> ОТРЫВОК ДОКУМЕНТА:

_ _ _

В свои двадцать два года Батюшков об этом знает.
Ахилл Батюшков
Вчера, Бобровым утомленный,
Я спал и видел странный сон!
Как будто светлый Аполлон,
За что, не знаю, прогневленный,
Поэтам нашим смерть изрек;
Изрек – и все упали мертвы,
Невинны Аполлона жертвы!
“Хантановской осенью” 1809 года Константин Николаевич напишет сатиру, которая не только покажет его настоящим литературным воином, “Ахиллом”, но неожиданно составит громкую литературную славу – хотя при жизни и не будет опубликована.
Эта сатира – “Видение на берегах Леты”.
Она будет написана спустя семь лет после выхода шишковского “Рассуждения о старом и новом слоге российского языка”. Тем самым Константин Николаевич вступит в спор между “архаистами” и “новаторами”, который тянется с момента публикации – и в который он погружается не так безрассудно, как может показаться.

_ _ _

> ИСХОДНЫЕ ДАННЫЕ:
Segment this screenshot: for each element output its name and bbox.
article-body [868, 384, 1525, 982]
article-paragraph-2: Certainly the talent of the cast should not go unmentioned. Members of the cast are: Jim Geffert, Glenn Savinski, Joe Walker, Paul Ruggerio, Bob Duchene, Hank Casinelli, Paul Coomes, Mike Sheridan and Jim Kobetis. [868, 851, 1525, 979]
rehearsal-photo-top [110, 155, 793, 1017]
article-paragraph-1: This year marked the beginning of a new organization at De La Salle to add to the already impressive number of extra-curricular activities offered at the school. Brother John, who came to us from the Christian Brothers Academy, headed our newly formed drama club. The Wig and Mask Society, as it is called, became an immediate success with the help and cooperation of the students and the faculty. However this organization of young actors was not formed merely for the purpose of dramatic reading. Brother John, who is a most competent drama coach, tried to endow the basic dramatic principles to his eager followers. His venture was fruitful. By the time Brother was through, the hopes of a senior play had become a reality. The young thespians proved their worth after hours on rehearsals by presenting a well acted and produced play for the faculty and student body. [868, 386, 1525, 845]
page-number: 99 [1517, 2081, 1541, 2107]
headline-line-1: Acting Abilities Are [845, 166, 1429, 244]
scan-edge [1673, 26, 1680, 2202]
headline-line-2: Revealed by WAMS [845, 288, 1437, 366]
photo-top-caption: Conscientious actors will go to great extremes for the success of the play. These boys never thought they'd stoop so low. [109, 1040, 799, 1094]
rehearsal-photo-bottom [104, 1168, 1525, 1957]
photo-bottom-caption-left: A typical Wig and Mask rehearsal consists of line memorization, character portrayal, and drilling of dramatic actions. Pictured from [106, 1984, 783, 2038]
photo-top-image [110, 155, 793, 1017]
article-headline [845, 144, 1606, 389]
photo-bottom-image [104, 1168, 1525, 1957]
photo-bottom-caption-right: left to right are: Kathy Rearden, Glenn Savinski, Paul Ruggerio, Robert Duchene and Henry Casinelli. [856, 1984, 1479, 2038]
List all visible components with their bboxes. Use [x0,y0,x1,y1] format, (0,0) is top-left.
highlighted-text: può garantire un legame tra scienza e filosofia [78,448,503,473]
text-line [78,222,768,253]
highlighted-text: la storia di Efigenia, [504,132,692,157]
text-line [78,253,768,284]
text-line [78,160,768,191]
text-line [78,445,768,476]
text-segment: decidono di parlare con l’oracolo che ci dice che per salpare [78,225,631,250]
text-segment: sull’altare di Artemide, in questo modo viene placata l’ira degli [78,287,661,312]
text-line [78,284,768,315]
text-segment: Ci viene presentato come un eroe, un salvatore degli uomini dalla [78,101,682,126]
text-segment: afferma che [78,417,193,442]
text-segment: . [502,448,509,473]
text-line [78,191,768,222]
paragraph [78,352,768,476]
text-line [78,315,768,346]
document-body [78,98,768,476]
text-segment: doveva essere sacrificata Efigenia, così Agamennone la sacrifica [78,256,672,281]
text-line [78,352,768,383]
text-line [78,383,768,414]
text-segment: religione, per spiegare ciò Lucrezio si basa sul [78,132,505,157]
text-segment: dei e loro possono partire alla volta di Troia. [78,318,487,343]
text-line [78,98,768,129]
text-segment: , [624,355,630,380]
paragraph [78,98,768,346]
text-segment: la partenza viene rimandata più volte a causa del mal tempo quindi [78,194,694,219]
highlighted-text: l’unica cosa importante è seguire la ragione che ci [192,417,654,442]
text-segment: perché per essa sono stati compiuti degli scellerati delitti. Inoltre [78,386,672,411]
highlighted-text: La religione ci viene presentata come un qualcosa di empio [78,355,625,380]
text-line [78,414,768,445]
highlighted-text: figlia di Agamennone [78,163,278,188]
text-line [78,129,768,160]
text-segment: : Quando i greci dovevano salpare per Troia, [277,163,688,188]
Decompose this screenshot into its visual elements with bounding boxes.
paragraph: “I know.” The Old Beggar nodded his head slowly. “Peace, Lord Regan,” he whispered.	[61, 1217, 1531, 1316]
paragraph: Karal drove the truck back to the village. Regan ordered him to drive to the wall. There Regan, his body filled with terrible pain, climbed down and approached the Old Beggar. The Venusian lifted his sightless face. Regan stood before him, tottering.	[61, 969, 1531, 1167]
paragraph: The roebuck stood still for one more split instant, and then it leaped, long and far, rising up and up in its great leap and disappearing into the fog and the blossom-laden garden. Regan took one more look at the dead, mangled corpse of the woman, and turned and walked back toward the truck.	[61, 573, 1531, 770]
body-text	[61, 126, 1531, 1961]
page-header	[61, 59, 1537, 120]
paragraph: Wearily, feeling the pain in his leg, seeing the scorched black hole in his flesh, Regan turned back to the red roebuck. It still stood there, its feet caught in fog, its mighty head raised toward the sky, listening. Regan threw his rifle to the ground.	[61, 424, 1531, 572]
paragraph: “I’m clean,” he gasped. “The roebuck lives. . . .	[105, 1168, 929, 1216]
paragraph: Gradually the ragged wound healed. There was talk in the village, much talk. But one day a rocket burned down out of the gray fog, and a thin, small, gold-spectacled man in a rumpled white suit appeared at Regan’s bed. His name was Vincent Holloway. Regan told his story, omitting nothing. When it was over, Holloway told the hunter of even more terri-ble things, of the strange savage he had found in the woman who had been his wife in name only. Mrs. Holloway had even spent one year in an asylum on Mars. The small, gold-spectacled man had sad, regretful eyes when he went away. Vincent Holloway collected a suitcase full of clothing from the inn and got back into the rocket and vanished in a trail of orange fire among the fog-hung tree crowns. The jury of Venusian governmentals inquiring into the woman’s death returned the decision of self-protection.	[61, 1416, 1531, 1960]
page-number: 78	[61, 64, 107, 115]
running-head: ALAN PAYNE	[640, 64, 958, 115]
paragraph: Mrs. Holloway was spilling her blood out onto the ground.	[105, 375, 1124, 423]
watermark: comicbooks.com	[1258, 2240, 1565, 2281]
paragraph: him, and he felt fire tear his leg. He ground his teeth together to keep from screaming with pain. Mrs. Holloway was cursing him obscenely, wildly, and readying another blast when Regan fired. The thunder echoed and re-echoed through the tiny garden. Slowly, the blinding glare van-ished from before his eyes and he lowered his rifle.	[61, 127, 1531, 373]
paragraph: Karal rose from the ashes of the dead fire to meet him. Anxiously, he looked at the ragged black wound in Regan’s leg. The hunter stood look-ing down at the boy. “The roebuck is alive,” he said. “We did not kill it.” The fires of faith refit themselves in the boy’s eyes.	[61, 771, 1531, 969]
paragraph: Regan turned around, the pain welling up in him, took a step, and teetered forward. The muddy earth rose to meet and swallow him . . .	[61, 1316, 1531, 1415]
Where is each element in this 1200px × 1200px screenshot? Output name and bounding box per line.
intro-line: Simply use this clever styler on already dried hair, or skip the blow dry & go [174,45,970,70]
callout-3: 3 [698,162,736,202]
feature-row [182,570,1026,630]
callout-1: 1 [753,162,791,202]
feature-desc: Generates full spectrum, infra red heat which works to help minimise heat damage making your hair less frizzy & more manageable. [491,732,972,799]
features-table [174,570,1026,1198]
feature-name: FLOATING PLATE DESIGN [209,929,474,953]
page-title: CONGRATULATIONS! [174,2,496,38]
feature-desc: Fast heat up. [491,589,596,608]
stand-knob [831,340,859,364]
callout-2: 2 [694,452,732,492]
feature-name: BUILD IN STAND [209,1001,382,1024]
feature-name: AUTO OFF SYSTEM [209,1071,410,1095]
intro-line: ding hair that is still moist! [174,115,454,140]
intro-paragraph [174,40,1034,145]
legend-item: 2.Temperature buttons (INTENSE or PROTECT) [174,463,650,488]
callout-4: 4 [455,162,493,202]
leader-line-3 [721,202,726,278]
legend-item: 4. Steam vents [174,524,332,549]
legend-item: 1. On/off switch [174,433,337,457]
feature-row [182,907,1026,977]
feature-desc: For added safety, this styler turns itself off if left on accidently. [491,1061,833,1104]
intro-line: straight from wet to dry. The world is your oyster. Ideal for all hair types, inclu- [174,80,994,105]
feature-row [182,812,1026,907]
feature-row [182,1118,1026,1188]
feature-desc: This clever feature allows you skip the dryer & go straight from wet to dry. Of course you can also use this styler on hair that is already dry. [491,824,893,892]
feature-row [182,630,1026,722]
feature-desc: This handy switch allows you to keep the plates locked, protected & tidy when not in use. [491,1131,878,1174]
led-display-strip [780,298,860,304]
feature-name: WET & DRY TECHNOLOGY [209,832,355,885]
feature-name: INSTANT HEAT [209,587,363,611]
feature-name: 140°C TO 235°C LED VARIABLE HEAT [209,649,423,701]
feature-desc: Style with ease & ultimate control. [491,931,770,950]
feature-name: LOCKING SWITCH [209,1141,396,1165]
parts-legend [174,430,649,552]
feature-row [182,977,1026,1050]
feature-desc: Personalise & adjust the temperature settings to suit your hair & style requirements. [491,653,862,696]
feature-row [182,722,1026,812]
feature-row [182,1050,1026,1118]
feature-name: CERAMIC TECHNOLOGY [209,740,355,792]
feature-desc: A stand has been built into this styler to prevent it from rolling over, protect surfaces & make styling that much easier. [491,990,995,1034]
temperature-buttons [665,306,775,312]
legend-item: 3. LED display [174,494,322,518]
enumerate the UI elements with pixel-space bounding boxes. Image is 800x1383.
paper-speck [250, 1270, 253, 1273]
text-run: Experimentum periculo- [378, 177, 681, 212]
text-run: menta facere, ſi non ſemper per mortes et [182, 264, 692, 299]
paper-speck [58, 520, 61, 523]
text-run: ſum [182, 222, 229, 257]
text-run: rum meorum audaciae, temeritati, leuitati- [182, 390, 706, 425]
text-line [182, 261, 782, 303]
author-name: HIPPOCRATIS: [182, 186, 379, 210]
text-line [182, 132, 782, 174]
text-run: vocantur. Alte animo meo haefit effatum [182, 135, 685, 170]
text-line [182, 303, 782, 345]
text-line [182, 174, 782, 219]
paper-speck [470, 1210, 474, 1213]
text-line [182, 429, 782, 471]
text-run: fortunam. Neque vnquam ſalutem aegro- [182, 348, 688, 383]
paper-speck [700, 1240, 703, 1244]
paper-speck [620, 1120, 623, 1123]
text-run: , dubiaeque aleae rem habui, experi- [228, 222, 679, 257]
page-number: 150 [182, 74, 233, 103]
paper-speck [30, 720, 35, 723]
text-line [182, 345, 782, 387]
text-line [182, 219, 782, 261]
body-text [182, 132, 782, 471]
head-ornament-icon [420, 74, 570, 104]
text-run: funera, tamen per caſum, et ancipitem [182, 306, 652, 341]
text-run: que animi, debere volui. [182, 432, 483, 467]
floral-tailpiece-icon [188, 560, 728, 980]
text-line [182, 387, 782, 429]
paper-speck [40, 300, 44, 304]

_ _ _

> СПИСОК ЗАДАНИЙ:
A – Проверьте, согласуются ли с текстом о Батюшкове три утверждения. На каждое ответьте «да» или «нет» и дословно приведите слова текста, которые это решают.
(i) Сатира «Видение на берегах Леты» была опубликована при жизни автора.
(ii) Сатира была написана через семь лет после выхода «Рассуждения о старом и новом слоге российского языка».
(iii) В спор между «архаистами» и «новаторами» Батюшков вступает безрассудно.
B – Допишите текст о Батюшкове, начав сразу после его последнего предложения.

> ИТОГОВЫЕ ОТВЕТЫ:
A –
(i) Нет: «хотя при жизни и не будет опубликована».
(ii) Да: «Она будет написана спустя семь лет после выхода шишковского “Рассуждения о старом и новом слоге российского языка”».
(iii) Нет: «в который он погружается не так безрассудно, как может показаться».

B –
Батюшков напишет “Видение” за месяц. Он неплохо знаком с творчеством Боброва – на заре века они печатались в одних и тех же петербуржских журналах. Возможно, в деревне он читает “Рассвет полнощи” – полное собрание стихотворений Семёна Сергеевича, чтение которого и сегодня грозит читателю “странными снами”. Но в “Видении” Батюшков “троллит” не только Боброва. Его мишенью становятся и “шишковисты”, и “русский патриот” Глинка, и сентименталисты – эпигоны Карамзина, и множество других фигур российского Парнаса. Впрочем, на провокационное предложение Гнедича вывести в сатире самого Карамзина отвечает недвусмысленно: “Карамзина топить не смею, ибо его почитаю”.
Как ни странно, “Видение” написано не столько “против”, сколько “за”, и мы сейчас убедимся в этом. Эпигоны Карамзина и Шишкова, и все прочие – приведённые на суд покойных русских классиков (Ломоносова, Княжнина, Баркова и др.) – лишь фон для появления положительного героя[22].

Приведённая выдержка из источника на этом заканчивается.